- _GIVEN EXERCISE_: Determine how many lines include the string "heading". Output that number only.

======== DATASET EXCERPTS ========

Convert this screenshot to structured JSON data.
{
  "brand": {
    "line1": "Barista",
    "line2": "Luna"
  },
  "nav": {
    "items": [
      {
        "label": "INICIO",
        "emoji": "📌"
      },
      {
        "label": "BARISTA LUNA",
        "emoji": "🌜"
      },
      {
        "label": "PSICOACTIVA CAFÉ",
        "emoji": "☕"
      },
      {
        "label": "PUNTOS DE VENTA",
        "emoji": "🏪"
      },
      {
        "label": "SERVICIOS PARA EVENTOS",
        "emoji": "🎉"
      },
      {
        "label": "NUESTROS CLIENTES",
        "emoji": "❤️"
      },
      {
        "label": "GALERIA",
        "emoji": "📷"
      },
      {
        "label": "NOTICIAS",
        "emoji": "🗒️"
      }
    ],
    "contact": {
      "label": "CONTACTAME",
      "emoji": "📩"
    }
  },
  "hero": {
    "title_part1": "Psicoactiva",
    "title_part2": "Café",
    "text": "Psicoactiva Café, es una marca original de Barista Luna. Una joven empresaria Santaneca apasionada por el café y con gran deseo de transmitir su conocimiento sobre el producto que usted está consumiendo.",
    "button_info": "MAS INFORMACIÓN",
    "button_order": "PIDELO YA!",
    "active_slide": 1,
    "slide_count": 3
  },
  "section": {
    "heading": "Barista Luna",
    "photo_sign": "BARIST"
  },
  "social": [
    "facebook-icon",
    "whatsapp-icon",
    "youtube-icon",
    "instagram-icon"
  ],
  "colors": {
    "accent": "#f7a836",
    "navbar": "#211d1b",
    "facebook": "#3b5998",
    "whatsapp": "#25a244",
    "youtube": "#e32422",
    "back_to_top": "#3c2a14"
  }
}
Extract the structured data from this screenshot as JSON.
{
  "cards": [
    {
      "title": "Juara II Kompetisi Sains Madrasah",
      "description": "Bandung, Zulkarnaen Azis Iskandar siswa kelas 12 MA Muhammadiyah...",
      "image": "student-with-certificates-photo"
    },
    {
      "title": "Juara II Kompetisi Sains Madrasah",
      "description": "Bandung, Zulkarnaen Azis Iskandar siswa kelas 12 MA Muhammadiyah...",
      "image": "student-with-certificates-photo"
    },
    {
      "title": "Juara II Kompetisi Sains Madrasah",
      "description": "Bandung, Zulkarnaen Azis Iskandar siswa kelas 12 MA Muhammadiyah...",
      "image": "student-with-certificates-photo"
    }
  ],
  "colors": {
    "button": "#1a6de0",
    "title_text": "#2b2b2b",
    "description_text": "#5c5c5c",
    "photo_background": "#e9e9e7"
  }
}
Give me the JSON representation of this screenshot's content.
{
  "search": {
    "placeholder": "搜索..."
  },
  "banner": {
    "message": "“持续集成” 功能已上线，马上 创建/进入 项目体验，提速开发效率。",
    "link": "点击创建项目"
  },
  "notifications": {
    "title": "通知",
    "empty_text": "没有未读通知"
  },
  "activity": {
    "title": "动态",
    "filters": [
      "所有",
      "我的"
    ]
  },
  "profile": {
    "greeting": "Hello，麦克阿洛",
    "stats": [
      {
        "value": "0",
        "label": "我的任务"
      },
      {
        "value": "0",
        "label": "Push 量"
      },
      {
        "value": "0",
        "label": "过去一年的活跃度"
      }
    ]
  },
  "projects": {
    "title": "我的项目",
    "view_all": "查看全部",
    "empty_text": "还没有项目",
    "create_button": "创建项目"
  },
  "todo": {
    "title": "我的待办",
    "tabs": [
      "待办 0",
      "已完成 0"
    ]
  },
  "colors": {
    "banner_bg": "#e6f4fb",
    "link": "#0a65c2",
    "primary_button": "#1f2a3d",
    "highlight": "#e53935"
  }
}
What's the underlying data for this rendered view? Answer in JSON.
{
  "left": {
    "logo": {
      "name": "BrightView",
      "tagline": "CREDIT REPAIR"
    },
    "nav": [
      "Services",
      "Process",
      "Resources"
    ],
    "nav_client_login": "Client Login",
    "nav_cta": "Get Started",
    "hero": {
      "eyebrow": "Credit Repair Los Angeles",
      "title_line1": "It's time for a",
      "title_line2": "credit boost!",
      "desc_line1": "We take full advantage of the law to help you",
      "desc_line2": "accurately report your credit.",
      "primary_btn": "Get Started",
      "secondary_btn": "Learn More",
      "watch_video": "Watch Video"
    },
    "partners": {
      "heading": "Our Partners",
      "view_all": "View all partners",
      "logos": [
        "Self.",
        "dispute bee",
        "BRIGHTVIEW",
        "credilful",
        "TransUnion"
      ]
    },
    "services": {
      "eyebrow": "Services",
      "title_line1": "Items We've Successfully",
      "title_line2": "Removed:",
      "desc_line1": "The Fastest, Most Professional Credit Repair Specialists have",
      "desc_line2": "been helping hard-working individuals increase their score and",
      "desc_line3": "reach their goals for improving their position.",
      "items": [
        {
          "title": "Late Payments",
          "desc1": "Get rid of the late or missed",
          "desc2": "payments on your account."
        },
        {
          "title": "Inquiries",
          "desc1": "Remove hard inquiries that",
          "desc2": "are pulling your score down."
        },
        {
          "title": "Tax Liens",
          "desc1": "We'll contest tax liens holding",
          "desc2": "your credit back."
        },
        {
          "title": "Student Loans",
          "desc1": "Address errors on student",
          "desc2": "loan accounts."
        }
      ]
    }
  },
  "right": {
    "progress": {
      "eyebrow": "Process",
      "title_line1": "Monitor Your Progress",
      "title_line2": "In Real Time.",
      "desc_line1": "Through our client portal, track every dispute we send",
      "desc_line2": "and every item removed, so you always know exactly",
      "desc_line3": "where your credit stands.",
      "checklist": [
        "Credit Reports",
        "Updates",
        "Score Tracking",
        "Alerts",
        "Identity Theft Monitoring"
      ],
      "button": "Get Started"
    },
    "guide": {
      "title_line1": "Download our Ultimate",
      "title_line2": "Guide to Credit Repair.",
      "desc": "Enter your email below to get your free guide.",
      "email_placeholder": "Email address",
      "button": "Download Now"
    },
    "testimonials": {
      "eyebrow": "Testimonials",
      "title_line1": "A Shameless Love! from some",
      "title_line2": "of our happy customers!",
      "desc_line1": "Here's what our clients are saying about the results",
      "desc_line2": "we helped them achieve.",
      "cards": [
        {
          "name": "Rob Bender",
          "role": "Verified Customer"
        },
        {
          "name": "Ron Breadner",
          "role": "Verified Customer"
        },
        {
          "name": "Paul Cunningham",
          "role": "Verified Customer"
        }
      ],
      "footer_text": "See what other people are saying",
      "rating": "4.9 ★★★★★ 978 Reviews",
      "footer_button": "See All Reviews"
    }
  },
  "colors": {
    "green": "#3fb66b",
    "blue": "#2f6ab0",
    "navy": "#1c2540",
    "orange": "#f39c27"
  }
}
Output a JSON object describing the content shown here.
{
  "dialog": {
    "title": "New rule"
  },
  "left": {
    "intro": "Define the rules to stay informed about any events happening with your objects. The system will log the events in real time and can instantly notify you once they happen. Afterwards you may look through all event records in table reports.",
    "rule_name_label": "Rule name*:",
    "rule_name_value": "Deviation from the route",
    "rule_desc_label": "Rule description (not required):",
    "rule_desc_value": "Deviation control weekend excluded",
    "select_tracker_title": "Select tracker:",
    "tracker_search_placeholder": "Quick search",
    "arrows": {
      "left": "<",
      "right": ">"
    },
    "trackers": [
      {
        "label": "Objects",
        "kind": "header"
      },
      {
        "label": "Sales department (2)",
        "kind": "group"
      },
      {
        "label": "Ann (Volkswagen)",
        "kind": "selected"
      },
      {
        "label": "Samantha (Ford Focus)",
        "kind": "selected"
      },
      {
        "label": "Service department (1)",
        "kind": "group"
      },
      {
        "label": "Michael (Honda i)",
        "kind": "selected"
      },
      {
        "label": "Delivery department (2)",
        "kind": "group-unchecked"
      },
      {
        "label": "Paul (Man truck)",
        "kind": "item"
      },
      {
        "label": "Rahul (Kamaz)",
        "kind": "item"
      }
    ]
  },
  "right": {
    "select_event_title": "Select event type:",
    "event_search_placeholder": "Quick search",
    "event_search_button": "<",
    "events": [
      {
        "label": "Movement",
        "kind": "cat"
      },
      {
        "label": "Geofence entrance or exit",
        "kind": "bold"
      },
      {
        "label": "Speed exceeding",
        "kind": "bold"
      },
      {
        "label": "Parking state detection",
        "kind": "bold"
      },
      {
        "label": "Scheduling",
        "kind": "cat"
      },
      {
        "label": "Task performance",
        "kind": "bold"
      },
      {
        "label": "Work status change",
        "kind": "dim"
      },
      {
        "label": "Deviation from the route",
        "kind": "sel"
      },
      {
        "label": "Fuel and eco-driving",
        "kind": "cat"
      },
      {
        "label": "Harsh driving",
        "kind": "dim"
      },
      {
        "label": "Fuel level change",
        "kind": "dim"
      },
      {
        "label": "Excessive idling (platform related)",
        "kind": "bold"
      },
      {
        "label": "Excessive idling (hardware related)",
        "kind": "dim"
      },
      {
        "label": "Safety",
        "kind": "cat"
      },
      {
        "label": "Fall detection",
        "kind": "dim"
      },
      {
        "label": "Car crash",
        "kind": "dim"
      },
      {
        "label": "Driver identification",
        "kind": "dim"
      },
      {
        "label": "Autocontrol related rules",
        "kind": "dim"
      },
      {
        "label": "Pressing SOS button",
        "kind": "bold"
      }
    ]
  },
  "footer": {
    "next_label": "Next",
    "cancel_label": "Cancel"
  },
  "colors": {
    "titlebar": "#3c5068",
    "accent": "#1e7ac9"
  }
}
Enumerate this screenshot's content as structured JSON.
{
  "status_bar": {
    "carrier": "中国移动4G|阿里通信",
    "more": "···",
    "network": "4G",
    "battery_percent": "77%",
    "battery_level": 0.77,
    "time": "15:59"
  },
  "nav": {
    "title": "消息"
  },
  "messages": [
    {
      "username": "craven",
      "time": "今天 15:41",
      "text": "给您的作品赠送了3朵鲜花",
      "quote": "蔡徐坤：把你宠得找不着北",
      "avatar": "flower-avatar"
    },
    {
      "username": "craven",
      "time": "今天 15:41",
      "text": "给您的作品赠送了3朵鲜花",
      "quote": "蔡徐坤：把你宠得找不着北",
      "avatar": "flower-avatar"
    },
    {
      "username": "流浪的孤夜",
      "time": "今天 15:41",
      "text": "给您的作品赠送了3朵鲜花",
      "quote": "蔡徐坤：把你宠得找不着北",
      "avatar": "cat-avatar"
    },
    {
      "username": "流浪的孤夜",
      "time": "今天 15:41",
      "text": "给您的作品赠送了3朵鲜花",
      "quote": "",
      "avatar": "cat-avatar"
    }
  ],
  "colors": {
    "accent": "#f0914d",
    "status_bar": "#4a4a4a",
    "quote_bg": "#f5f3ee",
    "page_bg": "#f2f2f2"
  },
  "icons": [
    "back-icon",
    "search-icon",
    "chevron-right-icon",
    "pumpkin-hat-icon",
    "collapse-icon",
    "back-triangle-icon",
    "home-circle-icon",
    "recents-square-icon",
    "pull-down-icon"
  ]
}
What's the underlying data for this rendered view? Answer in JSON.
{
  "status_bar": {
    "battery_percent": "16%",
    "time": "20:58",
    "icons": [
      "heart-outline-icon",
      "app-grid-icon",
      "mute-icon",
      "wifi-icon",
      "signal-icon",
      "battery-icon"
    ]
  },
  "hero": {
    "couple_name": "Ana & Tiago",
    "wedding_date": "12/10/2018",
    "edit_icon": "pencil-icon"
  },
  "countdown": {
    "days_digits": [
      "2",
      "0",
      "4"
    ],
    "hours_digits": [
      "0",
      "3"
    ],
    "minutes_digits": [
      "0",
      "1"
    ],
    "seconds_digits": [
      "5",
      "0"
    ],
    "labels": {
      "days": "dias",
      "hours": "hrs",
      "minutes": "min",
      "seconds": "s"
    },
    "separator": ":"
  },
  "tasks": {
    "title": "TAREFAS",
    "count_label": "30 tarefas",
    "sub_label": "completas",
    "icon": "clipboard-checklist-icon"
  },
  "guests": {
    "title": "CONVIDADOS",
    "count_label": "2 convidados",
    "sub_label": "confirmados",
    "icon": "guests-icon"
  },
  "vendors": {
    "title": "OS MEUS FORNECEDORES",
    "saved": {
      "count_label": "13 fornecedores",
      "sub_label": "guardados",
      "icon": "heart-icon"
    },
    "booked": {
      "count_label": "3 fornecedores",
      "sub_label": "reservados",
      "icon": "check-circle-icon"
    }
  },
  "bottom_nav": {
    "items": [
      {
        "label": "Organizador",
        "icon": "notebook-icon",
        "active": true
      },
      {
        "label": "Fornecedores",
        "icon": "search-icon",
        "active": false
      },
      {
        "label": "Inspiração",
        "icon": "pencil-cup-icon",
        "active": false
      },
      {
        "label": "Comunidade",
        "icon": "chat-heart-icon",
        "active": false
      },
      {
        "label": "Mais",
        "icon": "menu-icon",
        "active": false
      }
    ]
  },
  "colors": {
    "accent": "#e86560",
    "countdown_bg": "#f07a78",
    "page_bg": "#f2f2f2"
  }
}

========

- _FINISHED ANSWER_: 2